[BEGIN Information supplied]

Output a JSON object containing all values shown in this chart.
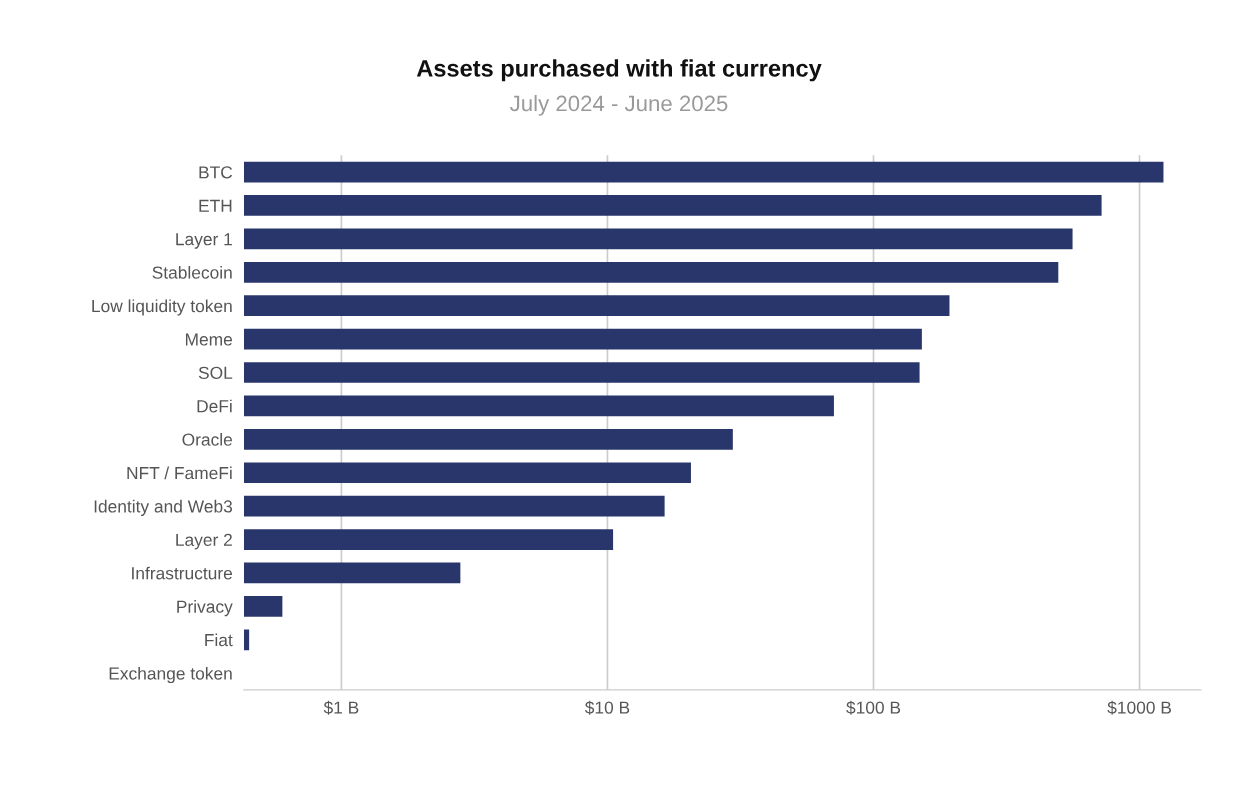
{
  "chart_data": {
    "type": "bar",
    "orientation": "horizontal",
    "log": "x",
    "title": "Assets purchased with fiat currency",
    "subtitle": "July 2024 - June 2025",
    "categories": [
      "BTC",
      "ETH",
      "Layer 1",
      "Stablecoin",
      "Low liquidity token",
      "Meme",
      "SOL",
      "DeFi",
      "Oracle",
      "NFT / FameFi",
      "Identity and Web3",
      "Layer 2",
      "Infrastructure",
      "Privacy",
      "Fiat",
      "Exchange token"
    ],
    "values": [
      1230,
      720,
      560,
      495,
      193,
      152,
      149,
      71,
      29.6,
      20.6,
      16.4,
      10.5,
      2.8,
      0.6,
      0.45,
      null
    ],
    "color": "#29366b",
    "xlim": [
      0.43,
      1700
    ],
    "xticks": [
      {
        "value": 1,
        "label": "$1 B"
      },
      {
        "value": 10,
        "label": "$10 B"
      },
      {
        "value": 100,
        "label": "$100 B"
      },
      {
        "value": 1000,
        "label": "$1000 B"
      }
    ],
    "grid": "x",
    "legend": false
  }
}
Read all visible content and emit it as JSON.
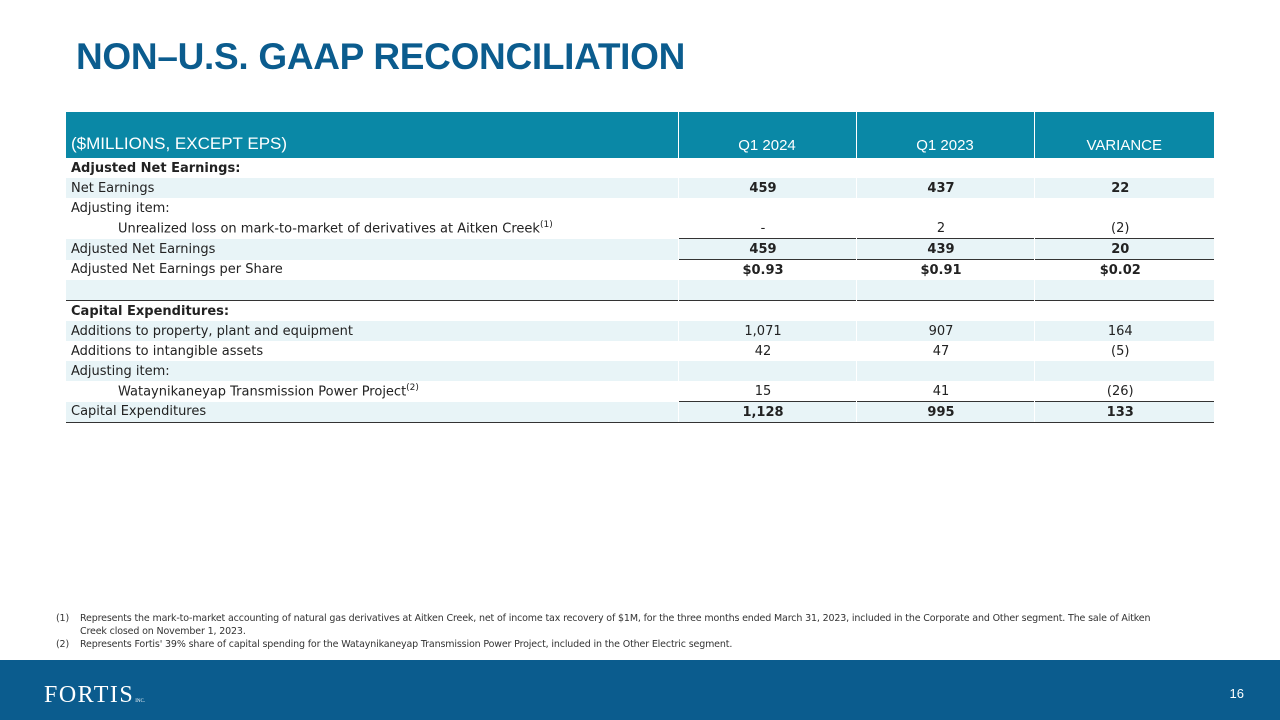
{
  "title": "NON–U.S. GAAP RECONCILIATION",
  "table": {
    "headers": [
      "($MILLIONS, EXCEPT EPS)",
      "Q1 2024",
      "Q1 2023",
      "VARIANCE"
    ],
    "rows": [
      {
        "label": "Adjusted Net Earnings:",
        "values": [
          "",
          "",
          ""
        ]
      },
      {
        "label": "Net Earnings",
        "values": [
          "459",
          "437",
          "22"
        ]
      },
      {
        "label": "Adjusting item:",
        "values": [
          "",
          "",
          ""
        ]
      },
      {
        "label": "Unrealized loss on mark-to-market  of derivatives at Aitken Creek",
        "sup": "(1)",
        "values": [
          "-",
          "2",
          "(2)"
        ]
      },
      {
        "label": "Adjusted Net Earnings",
        "values": [
          "459",
          "439",
          "20"
        ]
      },
      {
        "label": "Adjusted Net Earnings per Share",
        "values": [
          "$0.93",
          "$0.91",
          "$0.02"
        ]
      },
      {
        "label": "",
        "values": [
          "",
          "",
          ""
        ]
      },
      {
        "label": "Capital Expenditures:",
        "values": [
          "",
          "",
          ""
        ]
      },
      {
        "label": "Additions to property, plant and equipment",
        "values": [
          "1,071",
          "907",
          "164"
        ]
      },
      {
        "label": "Additions to intangible assets",
        "values": [
          "42",
          "47",
          "(5)"
        ]
      },
      {
        "label": "Adjusting item:",
        "values": [
          "",
          "",
          ""
        ]
      },
      {
        "label": "Wataynikaneyap Transmission Power Project",
        "sup": "(2)",
        "values": [
          "15",
          "41",
          "(26)"
        ]
      },
      {
        "label": "Capital Expenditures",
        "values": [
          "1,128",
          "995",
          "133"
        ]
      }
    ]
  },
  "footnotes": [
    {
      "num": "(1)",
      "text": "Represents the mark-to-market accounting of natural gas derivatives at Aitken Creek, net of income tax recovery of $1M, for the three months ended March 31, 2023, included in the Corporate and Other segment. The sale of Aitken Creek closed on November 1, 2023."
    },
    {
      "num": "(2)",
      "text": "Represents Fortis' 39% share of capital spending for the Wataynikaneyap Transmission Power Project, included in the Other Electric segment."
    }
  ],
  "footer": {
    "logo_text": "FORTIS",
    "logo_suffix": "INC.",
    "page_number": "16"
  },
  "colors": {
    "title": "#0b5c8e",
    "table_header": "#0a88a6",
    "row_shade": "#e8f4f7",
    "footer": "#0b5c8e"
  }
}
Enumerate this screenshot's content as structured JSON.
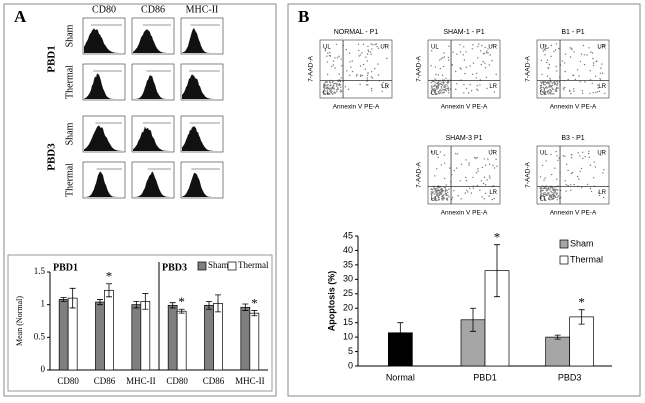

[END Information supplied]

Reproduce every line exactly and omit all pictures.

- [Output below]
Output a JSON object containing all values shown in this chart.
{
  "chart_data": {
    "type": "bar",
    "orientation": "horizontal",
    "log": "x",
    "title": "Assets purchased with fiat currency",
    "subtitle": "July 2024 - June 2025",
    "categories": [
      "BTC",
      "ETH",
      "Layer 1",
      "Stablecoin",
      "Low liquidity token",
      "Meme",
      "SOL",
      "DeFi",
      "Oracle",
      "NFT / FameFi",
      "Identity and Web3",
      "Layer 2",
      "Infrastructure",
      "Privacy",
      "Fiat",
      "Exchange token"
    ],
    "values": [
      1230,
      720,
      560,
      495,
      193,
      152,
      149,
      71,
      29.6,
      20.6,
      16.4,
      10.5,
      2.8,
      0.6,
      0.45,
      null
    ],
    "color": "#29366b",
    "xlim": [
      0.43,
      1700
    ],
    "xticks": [
      {
        "value": 1,
        "label": "$1 B"
      },
      {
        "value": 10,
        "label": "$10 B"
      },
      {
        "value": 100,
        "label": "$100 B"
      },
      {
        "value": 1000,
        "label": "$1000 B"
      }
    ],
    "grid": "x",
    "legend": false
  }
}
Read all visible content and emit it as JSON.
{
  "title": "NON–U.S. GAAP RECONCILIATION",
  "table": {
    "headers": [
      "($MILLIONS, EXCEPT EPS)",
      "Q1 2024",
      "Q1 2023",
      "VARIANCE"
    ],
    "rows": [
      {
        "label": "Adjusted Net Earnings:",
        "values": [
          "",
          "",
          ""
        ]
      },
      {
        "label": "Net Earnings",
        "values": [
          "459",
          "437",
          "22"
        ]
      },
      {
        "label": "Adjusting item:",
        "values": [
          "",
          "",
          ""
        ]
      },
      {
        "label": "Unrealized loss on mark-to-market  of derivatives at Aitken Creek",
        "sup": "(1)",
        "values": [
          "-",
          "2",
          "(2)"
        ]
      },
      {
        "label": "Adjusted Net Earnings",
        "values": [
          "459",
          "439",
          "20"
        ]
      },
      {
        "label": "Adjusted Net Earnings per Share",
        "values": [
          "$0.93",
          "$0.91",
          "$0.02"
        ]
      },
      {
        "label": "",
        "values": [
          "",
          "",
          ""
        ]
      },
      {
        "label": "Capital Expenditures:",
        "values": [
          "",
          "",
          ""
        ]
      },
      {
        "label": "Additions to property, plant and equipment",
        "values": [
          "1,071",
          "907",
          "164"
        ]
      },
      {
        "label": "Additions to intangible assets",
        "values": [
          "42",
          "47",
          "(5)"
        ]
      },
      {
        "label": "Adjusting item:",
        "values": [
          "",
          "",
          ""
        ]
      },
      {
        "label": "Wataynikaneyap Transmission Power Project",
        "sup": "(2)",
        "values": [
          "15",
          "41",
          "(26)"
        ]
      },
      {
        "label": "Capital Expenditures",
        "values": [
          "1,128",
          "995",
          "133"
        ]
      }
    ]
  },
  "footnotes": [
    {
      "num": "(1)",
      "text": "Represents the mark-to-market accounting of natural gas derivatives at Aitken Creek, net of income tax recovery of $1M, for the three months ended March 31, 2023, included in the Corporate and Other segment. The sale of Aitken Creek closed on November 1, 2023."
    },
    {
      "num": "(2)",
      "text": "Represents Fortis' 39% share of capital spending for the Wataynikaneyap Transmission Power Project, included in the Other Electric segment."
    }
  ],
  "footer": {
    "logo_text": "FORTIS",
    "logo_suffix": "INC.",
    "page_number": "16"
  },
  "colors": {
    "title": "#0b5c8e",
    "table_header": "#0a88a6",
    "row_shade": "#e8f4f7",
    "footer": "#0b5c8e"
  }
}
Enumerate this screenshot's content as structured JSON.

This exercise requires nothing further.